--- Begin RECORD SET ---

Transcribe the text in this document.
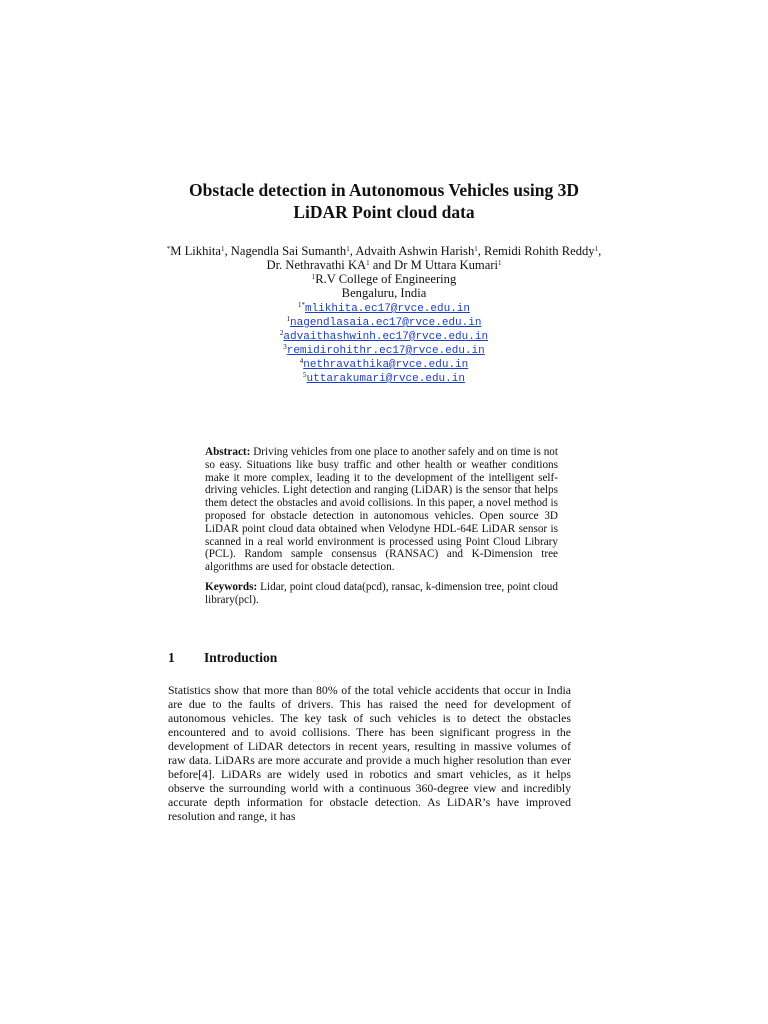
Obstacle detection in Autonomous Vehicles using 3D
LiDAR Point cloud data
*M Likhita$^1$, Nagendla Sai Sumanth$^1$, Advaith Ashwin Harish$^1$, Remidi Rohith Reddy$^1$,
Dr. Nethravathi $KA^1$ and Dr M Uttara Kumari$^1$
$^1$R.V College of Engineering
Bengaluru, India
$^{1*}$mlikhita.ec17@rvce.edu.in
$^1$nagendlasaia.ec17@rvce.edu.in
$^2$advaithashwinh.ec17@rvce.edu.in
$^3$remidirohithr.ec17@rvce.edu.in
$^4$nethravathika@rvce.edu.in
$^5$uttarakumari@rvce.edu.in

Abstract: Driving vehicles from one place to another safely and on time is not so easy. Situations like busy traffic and other health or weather conditions make it more complex, leading it to the development of the intelligent self-driving vehicles. Light detection and ranging (LiDAR) is the sensor that helps them detect the obstacles and avoid collisions. In this paper, a novel method is proposed for obstacle detection in autonomous vehicles. Open source 3D LiDAR point cloud data obtained when Velodyne HDL-64E LiDAR sensor is scanned in a real world environment is processed using Point Cloud Library (PCL). Random sample consensus (RANSAC) and K-Dimension tree algorithms are used for obstacle detection.

Keywords: Lidar, point cloud data(pcd), ransac, k-dimension tree, point cloud library(pcl).

1 Introduction

Statistics show that more than 80% of the total vehicle accidents that occur in India are due to the faults of drivers. This has raised the need for development of autonomous vehicles. The key task of such vehicles is to detect the obstacles encountered and to avoid collisions. There has been significant progress in the development of LiDAR detectors in recent years, resulting in massive volumes of raw data. LiDARs are more accurate and provide a much higher resolution than ever before[4]. LiDARs are widely used in robotics and smart vehicles, as it helps observe the surrounding world with a continuous 360-degree view and incredibly accurate depth information for obstacle detection. As LiDAR’s have improved resolution and range, it has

--- End RECORD SET ---

» **EXERCISE DIRECTIONS**:
Count the lines of the material that include the word "rvce", then report only the total.

» **REPLY TO THE EXERCISE**:
6